Give the data a second time, exactly and in full.

___ Task input ___

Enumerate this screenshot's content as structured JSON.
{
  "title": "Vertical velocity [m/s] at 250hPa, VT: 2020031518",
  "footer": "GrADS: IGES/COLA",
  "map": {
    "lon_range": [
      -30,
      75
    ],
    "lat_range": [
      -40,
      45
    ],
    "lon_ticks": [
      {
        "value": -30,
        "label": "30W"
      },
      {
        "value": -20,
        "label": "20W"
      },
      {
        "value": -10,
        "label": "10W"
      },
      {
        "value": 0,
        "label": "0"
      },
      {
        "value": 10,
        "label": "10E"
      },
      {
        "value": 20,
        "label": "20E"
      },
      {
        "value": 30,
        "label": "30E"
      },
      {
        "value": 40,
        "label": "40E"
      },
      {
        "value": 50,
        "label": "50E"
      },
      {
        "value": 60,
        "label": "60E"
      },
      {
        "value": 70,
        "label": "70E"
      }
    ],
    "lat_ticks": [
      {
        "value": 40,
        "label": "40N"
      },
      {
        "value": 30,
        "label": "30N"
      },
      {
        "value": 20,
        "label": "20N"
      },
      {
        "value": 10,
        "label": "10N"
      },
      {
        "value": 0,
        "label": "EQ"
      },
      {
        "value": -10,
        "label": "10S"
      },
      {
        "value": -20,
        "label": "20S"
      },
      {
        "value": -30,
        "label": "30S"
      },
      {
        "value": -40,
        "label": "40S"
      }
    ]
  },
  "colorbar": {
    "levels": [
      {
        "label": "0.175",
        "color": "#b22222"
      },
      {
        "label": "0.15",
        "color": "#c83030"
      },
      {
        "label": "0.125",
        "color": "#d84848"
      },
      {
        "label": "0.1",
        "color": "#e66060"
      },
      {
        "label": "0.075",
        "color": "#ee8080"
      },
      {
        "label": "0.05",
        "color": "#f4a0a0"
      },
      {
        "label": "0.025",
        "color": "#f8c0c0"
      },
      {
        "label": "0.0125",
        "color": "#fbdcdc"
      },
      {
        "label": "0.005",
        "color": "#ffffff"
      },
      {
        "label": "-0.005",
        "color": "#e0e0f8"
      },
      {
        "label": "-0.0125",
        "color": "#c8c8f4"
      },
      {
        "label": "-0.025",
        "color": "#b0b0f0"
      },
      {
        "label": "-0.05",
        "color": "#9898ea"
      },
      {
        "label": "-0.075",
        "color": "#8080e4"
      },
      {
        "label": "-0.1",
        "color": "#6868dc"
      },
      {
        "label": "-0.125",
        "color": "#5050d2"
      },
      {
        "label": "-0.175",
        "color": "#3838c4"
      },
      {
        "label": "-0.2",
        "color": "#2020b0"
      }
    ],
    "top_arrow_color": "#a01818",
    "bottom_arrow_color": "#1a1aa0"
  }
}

___

## Task result
Enumerate this screenshot's content as structured JSON.
{
  "title": "Vertical velocity [m/s] at 250hPa, VT: 2020031518",
  "footer": "GrADS: IGES/COLA",
  "map": {
    "lon_range": [
      -30,
      75
    ],
    "lat_range": [
      -40,
      45
    ],
    "lon_ticks": [
      {
        "value": -30,
        "label": "30W"
      },
      {
        "value": -20,
        "label": "20W"
      },
      {
        "value": -10,
        "label": "10W"
      },
      {
        "value": 0,
        "label": "0"
      },
      {
        "value": 10,
        "label": "10E"
      },
      {
        "value": 20,
        "label": "20E"
      },
      {
        "value": 30,
        "label": "30E"
      },
      {
        "value": 40,
        "label": "40E"
      },
      {
        "value": 50,
        "label": "50E"
      },
      {
        "value": 60,
        "label": "60E"
      },
      {
        "value": 70,
        "label": "70E"
      }
    ],
    "lat_ticks": [
      {
        "value": 40,
        "label": "40N"
      },
      {
        "value": 30,
        "label": "30N"
      },
      {
        "value": 20,
        "label": "20N"
      },
      {
        "value": 10,
        "label": "10N"
      },
      {
        "value": 0,
        "label": "EQ"
      },
      {
        "value": -10,
        "label": "10S"
      },
      {
        "value": -20,
        "label": "20S"
      },
      {
        "value": -30,
        "label": "30S"
      },
      {
        "value": -40,
        "label": "40S"
      }
    ]
  },
  "colorbar": {
    "levels": [
      {
        "label": "0.175",
        "color": "#b22222"
      },
      {
        "label": "0.15",
        "color": "#c83030"
      },
      {
        "label": "0.125",
        "color": "#d84848"
      },
      {
        "label": "0.1",
        "color": "#e66060"
      },
      {
        "label": "0.075",
        "color": "#ee8080"
      },
      {
        "label": "0.05",
        "color": "#f4a0a0"
      },
      {
        "label": "0.025",
        "color": "#f8c0c0"
      },
      {
        "label": "0.0125",
        "color": "#fbdcdc"
      },
      {
        "label": "0.005",
        "color": "#ffffff"
      },
      {
        "label": "-0.005",
        "color": "#e0e0f8"
      },
      {
        "label": "-0.0125",
        "color": "#c8c8f4"
      },
      {
        "label": "-0.025",
        "color": "#b0b0f0"
      },
      {
        "label": "-0.05",
        "color": "#9898ea"
      },
      {
        "label": "-0.075",
        "color": "#8080e4"
      },
      {
        "label": "-0.1",
        "color": "#6868dc"
      },
      {
        "label": "-0.125",
        "color": "#5050d2"
      },
      {
        "label": "-0.175",
        "color": "#3838c4"
      },
      {
        "label": "-0.2",
        "color": "#2020b0"
      }
    ],
    "top_arrow_color": "#a01818",
    "bottom_arrow_color": "#1a1aa0"
  }
}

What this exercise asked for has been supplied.